_AIM OF THE EXERCISE_
Can the data below be set down again exactly, line for line?

-- START --

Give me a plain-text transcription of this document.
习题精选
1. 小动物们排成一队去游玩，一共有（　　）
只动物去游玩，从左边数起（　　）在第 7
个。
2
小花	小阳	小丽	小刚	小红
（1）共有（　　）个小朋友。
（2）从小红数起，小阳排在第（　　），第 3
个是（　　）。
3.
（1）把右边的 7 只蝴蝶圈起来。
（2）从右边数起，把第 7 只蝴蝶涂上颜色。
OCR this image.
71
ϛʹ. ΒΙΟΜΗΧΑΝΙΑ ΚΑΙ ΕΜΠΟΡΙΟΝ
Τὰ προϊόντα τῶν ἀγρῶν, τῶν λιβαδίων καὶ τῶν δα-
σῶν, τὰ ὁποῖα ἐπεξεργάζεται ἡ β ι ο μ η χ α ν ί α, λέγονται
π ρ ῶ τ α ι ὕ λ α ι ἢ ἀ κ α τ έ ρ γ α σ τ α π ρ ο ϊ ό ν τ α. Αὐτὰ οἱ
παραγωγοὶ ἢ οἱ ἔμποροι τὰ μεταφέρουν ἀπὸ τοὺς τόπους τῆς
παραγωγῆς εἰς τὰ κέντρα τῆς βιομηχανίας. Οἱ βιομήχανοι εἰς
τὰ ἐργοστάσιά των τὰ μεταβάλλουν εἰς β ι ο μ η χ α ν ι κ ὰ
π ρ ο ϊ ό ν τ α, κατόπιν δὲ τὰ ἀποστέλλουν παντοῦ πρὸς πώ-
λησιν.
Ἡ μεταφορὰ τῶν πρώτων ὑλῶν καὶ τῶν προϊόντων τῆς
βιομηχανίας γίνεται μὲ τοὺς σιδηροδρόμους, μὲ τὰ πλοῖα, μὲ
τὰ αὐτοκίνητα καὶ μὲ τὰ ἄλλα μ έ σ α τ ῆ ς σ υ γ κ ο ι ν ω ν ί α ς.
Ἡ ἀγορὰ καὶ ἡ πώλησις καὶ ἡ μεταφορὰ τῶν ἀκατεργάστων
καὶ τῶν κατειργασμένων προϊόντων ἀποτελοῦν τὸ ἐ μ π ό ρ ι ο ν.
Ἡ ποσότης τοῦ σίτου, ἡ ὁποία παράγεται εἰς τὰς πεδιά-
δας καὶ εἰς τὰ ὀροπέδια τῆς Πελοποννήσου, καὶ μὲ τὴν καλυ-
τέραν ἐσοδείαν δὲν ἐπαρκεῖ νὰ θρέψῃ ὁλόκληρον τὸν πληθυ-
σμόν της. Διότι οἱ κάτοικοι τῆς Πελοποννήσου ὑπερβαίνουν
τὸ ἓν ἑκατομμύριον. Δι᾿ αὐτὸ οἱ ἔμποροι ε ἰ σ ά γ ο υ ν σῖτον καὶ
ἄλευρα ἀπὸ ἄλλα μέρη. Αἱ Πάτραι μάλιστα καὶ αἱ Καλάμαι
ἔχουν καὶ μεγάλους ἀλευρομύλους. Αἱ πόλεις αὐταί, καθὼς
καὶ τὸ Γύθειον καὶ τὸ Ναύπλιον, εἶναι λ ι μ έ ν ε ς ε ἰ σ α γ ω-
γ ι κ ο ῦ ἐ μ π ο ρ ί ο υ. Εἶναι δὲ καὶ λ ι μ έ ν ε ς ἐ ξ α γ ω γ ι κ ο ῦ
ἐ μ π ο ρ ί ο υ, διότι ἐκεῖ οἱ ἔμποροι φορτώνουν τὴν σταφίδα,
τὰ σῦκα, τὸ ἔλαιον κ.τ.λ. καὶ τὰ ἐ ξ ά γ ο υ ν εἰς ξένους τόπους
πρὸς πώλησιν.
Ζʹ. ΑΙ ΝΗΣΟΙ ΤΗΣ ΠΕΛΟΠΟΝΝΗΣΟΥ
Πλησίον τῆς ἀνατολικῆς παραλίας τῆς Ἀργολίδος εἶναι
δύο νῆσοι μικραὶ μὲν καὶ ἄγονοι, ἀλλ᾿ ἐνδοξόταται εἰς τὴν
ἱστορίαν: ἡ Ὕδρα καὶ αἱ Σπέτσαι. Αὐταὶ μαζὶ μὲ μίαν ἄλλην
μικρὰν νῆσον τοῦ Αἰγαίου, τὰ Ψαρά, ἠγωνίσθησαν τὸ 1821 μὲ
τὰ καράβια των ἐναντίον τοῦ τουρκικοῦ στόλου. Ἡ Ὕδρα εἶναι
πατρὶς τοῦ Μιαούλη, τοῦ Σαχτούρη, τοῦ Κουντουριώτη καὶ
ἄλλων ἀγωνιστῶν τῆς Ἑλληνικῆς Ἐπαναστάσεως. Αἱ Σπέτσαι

-- END --

_RESPONSE_
Give me a plain-text transcription of this document.
习题精选
1. 小动物们排成一队去游玩，一共有（　　）
只动物去游玩，从左边数起（　　）在第 7
个。
2
小花	小阳	小丽	小刚	小红
（1）共有（　　）个小朋友。
（2）从小红数起，小阳排在第（　　），第 3
个是（　　）。
3.
（1）把右边的 7 只蝴蝶圈起来。
（2）从右边数起，把第 7 只蝴蝶涂上颜色。
OCR this image.
71
ϛʹ. ΒΙΟΜΗΧΑΝΙΑ ΚΑΙ ΕΜΠΟΡΙΟΝ
Τὰ προϊόντα τῶν ἀγρῶν, τῶν λιβαδίων καὶ τῶν δα-
σῶν, τὰ ὁποῖα ἐπεξεργάζεται ἡ β ι ο μ η χ α ν ί α, λέγονται
π ρ ῶ τ α ι ὕ λ α ι ἢ ἀ κ α τ έ ρ γ α σ τ α π ρ ο ϊ ό ν τ α. Αὐτὰ οἱ
παραγωγοὶ ἢ οἱ ἔμποροι τὰ μεταφέρουν ἀπὸ τοὺς τόπους τῆς
παραγωγῆς εἰς τὰ κέντρα τῆς βιομηχανίας. Οἱ βιομήχανοι εἰς
τὰ ἐργοστάσιά των τὰ μεταβάλλουν εἰς β ι ο μ η χ α ν ι κ ὰ
π ρ ο ϊ ό ν τ α, κατόπιν δὲ τὰ ἀποστέλλουν παντοῦ πρὸς πώ-
λησιν.
Ἡ μεταφορὰ τῶν πρώτων ὑλῶν καὶ τῶν προϊόντων τῆς
βιομηχανίας γίνεται μὲ τοὺς σιδηροδρόμους, μὲ τὰ πλοῖα, μὲ
τὰ αὐτοκίνητα καὶ μὲ τὰ ἄλλα μ έ σ α τ ῆ ς σ υ γ κ ο ι ν ω ν ί α ς.
Ἡ ἀγορὰ καὶ ἡ πώλησις καὶ ἡ μεταφορὰ τῶν ἀκατεργάστων
καὶ τῶν κατειργασμένων προϊόντων ἀποτελοῦν τὸ ἐ μ π ό ρ ι ο ν.
Ἡ ποσότης τοῦ σίτου, ἡ ὁποία παράγεται εἰς τὰς πεδιά-
δας καὶ εἰς τὰ ὀροπέδια τῆς Πελοποννήσου, καὶ μὲ τὴν καλυ-
τέραν ἐσοδείαν δὲν ἐπαρκεῖ νὰ θρέψῃ ὁλόκληρον τὸν πληθυ-
σμόν της. Διότι οἱ κάτοικοι τῆς Πελοποννήσου ὑπερβαίνουν
τὸ ἓν ἑκατομμύριον. Δι᾿ αὐτὸ οἱ ἔμποροι ε ἰ σ ά γ ο υ ν σῖτον καὶ
ἄλευρα ἀπὸ ἄλλα μέρη. Αἱ Πάτραι μάλιστα καὶ αἱ Καλάμαι
ἔχουν καὶ μεγάλους ἀλευρομύλους. Αἱ πόλεις αὐταί, καθὼς
καὶ τὸ Γύθειον καὶ τὸ Ναύπλιον, εἶναι λ ι μ έ ν ε ς ε ἰ σ α γ ω-
γ ι κ ο ῦ ἐ μ π ο ρ ί ο υ. Εἶναι δὲ καὶ λ ι μ έ ν ε ς ἐ ξ α γ ω γ ι κ ο ῦ
ἐ μ π ο ρ ί ο υ, διότι ἐκεῖ οἱ ἔμποροι φορτώνουν τὴν σταφίδα,
τὰ σῦκα, τὸ ἔλαιον κ.τ.λ. καὶ τὰ ἐ ξ ά γ ο υ ν εἰς ξένους τόπους
πρὸς πώλησιν.
Ζʹ. ΑΙ ΝΗΣΟΙ ΤΗΣ ΠΕΛΟΠΟΝΝΗΣΟΥ
Πλησίον τῆς ἀνατολικῆς παραλίας τῆς Ἀργολίδος εἶναι
δύο νῆσοι μικραὶ μὲν καὶ ἄγονοι, ἀλλ᾿ ἐνδοξόταται εἰς τὴν
ἱστορίαν: ἡ Ὕδρα καὶ αἱ Σπέτσαι. Αὐταὶ μαζὶ μὲ μίαν ἄλλην
μικρὰν νῆσον τοῦ Αἰγαίου, τὰ Ψαρά, ἠγωνίσθησαν τὸ 1821 μὲ
τὰ καράβια των ἐναντίον τοῦ τουρκικοῦ στόλου. Ἡ Ὕδρα εἶναι
πατρὶς τοῦ Μιαούλη, τοῦ Σαχτούρη, τοῦ Κουντουριώτη καὶ
ἄλλων ἀγωνιστῶν τῆς Ἑλληνικῆς Ἐπαναστάσεως. Αἱ Σπέτσαι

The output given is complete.